» **Given text**:
--------------------

What we need to do is make it not merely difficult but impossible for anybody (including the candidates themselves) to affect the outcome of any election by spending money on it. Our only alternatives are that and a de facto plutocracy, which is what we've got now. The 1% have more than enough economic power, without allowing them to wield political power out of proportion to their numbers on top of that.
They don't come much more libertarian than Goldwater, and even he was appalled at this state of affairs.
From the same book, pp. 311-313:
Today's U.S. government is democratic in form but plutocratic in substance. . . . In a misguided 1976 decision, Buckley v. Valeo, the Supreme Court held that Congress could not limit spending by rich Americans promoting their own candidacies. This decision was to the equalization of voting power what Dred Scott was to abolitionism. In The Yale Law Review, Jamin Raskin and John Boniface have argued that political candidates in the United States must win a "wealth primary." Candidates without enormous amounts of money, either from their own fortunes or from rich individuals and special interest groups, cannot hope to win the party primaries -- much less general elections. Indeed, the Buckley decision is one reason why more than half the members of the Senate today are millionaires. . . .
It is time to build a wall of separation between check and state. Curing the disease of plutocratic politics requires a correct diagnosis of its cause: the costs of political advertising. The basic problem is that special interests buy access and favors by donating the money needed for expensive political advertising in the media. Elaborate schemes governing the flow of money do nothing to address the central problem: paid political advertising. Instead of devising unworkable limits on campaign financing that leave the basic system intact, we should cut the Gordian knot of campaign corruption by simply outlawing paid political advertising on behalf of any candidate for public office.

--------------------

» **Given information**:
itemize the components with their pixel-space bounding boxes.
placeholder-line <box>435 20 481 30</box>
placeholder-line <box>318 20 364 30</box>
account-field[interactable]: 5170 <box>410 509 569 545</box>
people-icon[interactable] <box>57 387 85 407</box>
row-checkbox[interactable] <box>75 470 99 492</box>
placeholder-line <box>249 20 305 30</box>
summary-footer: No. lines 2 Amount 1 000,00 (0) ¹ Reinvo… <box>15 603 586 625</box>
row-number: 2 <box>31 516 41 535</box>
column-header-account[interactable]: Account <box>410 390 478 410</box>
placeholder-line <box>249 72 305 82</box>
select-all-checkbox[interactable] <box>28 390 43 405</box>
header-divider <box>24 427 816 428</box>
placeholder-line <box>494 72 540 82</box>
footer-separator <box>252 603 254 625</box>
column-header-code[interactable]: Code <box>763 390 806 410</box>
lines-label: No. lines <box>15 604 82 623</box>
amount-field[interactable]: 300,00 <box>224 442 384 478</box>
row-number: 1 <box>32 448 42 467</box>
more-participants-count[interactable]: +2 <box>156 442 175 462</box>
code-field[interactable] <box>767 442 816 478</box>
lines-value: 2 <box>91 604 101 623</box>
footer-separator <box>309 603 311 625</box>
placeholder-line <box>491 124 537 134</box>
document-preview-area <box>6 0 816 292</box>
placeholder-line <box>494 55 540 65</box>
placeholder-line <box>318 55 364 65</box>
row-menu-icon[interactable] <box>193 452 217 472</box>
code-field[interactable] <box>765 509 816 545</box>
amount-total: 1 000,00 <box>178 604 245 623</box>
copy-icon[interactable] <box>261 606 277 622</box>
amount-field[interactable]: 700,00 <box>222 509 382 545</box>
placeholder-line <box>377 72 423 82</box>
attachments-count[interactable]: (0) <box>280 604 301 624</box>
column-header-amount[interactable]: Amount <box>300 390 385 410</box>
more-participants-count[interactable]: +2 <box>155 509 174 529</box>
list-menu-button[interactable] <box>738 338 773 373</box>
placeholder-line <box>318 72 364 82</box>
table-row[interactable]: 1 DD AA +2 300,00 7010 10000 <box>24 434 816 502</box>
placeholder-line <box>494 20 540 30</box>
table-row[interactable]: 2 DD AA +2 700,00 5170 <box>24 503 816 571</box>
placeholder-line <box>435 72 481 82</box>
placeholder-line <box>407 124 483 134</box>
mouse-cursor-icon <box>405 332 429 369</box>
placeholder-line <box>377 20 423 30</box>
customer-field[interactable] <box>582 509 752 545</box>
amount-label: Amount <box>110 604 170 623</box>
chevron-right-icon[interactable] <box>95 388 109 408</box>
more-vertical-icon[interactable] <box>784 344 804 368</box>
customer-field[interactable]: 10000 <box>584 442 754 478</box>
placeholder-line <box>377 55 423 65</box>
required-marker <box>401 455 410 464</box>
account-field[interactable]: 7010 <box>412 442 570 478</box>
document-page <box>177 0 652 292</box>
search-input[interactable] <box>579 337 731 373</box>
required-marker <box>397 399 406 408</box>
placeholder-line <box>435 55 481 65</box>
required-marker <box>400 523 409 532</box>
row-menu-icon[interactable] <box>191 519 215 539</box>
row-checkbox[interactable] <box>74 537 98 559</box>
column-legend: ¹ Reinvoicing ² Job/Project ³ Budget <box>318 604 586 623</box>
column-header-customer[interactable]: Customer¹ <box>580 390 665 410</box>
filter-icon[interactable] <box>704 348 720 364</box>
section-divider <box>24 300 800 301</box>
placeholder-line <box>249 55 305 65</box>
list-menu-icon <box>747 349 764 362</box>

--------------------

» **What the task asks**:
Please continue the passage on money and plutocracy in U.S. elections, starting right after its last sentence.

» **Answer box**:
N.B.: This relates only to advertising, not editorializing. Media outlets would remain free to editorialize, Fox News and MSNBC would be free to continue politicizing the news each in its own way, etc. The Equal-Time Rule and the Fairness Doctrine are topics for a different debate; in any case, their scope is limited to airwave-broadcast media, not print, cable, or Internet media.
“The court below framed the principal question in this case as whether and to what extent corporations have First Amendment rights. We believe that the court posed the wrong question. The Constitution often protects interests broader than those of the party seeking their vindication. The First Amendment, in particular, serves significant societal interests. The proper question therefore is not whether corporations "have" First Amendment rights and, if so, whether they are coextensive with those of natural persons. Instead, the question must be whether [the statute] abridges expression that the First Amendment was meant to protect.”
^^^^^^^^^^
The damn truth.
The same could be said about the dreaded voter fraud.
However, I don't think it effects the validity of either issue. The Colonel makes some good points, although my gut still says limiting campaign contributions can only be good for our country.
The same could be said about the dreaded voter fraud.
However, I don't think it effects the validity of either issue. The Colonel makes some good points, although my gut still says limiting campaign contributions can only be good for our country.
As is usually the case, the argument for limitations on campaign contributions seems to rear its head most often when early indications point to the very real possibility that Democrats may be outspent in an upcoming election.